(Some records)
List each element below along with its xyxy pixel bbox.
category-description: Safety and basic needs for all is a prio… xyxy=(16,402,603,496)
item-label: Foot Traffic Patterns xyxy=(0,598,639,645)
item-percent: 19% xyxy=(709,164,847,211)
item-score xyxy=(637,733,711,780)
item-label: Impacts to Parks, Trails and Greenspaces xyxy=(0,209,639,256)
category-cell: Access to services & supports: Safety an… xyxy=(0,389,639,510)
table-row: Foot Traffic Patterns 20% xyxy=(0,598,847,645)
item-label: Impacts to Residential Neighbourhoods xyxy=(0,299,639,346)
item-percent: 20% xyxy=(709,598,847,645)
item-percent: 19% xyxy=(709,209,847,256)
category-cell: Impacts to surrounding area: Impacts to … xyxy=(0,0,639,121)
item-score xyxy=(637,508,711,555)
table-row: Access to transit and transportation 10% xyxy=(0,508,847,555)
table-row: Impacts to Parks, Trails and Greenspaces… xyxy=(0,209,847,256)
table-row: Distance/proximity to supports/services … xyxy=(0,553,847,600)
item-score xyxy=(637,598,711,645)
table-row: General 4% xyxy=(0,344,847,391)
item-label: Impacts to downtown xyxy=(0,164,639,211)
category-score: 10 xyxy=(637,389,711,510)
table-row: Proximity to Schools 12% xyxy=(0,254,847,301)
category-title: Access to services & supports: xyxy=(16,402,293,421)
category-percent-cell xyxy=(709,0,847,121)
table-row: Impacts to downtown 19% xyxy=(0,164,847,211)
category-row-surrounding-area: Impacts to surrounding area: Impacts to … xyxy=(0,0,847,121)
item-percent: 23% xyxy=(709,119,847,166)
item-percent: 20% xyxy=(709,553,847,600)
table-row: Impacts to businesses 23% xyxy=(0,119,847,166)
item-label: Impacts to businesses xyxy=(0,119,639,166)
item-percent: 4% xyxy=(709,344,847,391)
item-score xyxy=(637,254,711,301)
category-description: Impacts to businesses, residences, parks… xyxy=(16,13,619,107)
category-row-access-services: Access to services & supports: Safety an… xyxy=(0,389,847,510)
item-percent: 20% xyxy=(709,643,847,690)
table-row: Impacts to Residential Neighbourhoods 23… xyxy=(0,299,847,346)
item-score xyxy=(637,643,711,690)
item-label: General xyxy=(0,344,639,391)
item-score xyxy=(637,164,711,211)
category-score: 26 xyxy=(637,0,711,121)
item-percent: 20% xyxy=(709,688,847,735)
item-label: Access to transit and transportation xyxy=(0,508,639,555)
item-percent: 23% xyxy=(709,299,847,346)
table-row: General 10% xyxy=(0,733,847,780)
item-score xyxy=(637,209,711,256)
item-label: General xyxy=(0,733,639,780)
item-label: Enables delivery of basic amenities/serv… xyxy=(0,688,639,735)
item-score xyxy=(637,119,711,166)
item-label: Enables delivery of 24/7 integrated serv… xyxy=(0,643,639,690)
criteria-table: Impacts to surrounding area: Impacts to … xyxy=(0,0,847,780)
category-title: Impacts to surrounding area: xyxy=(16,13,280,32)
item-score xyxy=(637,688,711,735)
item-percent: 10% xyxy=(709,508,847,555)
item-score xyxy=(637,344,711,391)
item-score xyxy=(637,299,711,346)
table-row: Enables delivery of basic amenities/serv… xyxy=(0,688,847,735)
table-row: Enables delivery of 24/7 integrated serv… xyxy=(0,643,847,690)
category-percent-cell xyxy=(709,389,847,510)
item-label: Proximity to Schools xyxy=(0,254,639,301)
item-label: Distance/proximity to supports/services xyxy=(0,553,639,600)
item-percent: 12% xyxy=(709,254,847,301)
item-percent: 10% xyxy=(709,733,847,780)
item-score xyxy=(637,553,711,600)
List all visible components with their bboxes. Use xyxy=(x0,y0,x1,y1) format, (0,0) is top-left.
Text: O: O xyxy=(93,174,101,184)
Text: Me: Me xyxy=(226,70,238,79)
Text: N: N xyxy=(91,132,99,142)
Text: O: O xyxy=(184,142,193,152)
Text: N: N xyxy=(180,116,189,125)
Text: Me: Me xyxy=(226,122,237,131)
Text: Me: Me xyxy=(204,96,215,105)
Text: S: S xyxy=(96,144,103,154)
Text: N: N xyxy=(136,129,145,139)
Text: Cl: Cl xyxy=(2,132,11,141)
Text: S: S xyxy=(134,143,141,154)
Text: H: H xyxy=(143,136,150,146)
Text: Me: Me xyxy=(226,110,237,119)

EXERCISE BRIEF
How many lines in the listing above contain the string "Enables"? Reply with the number alone.

FINAL RESULT
4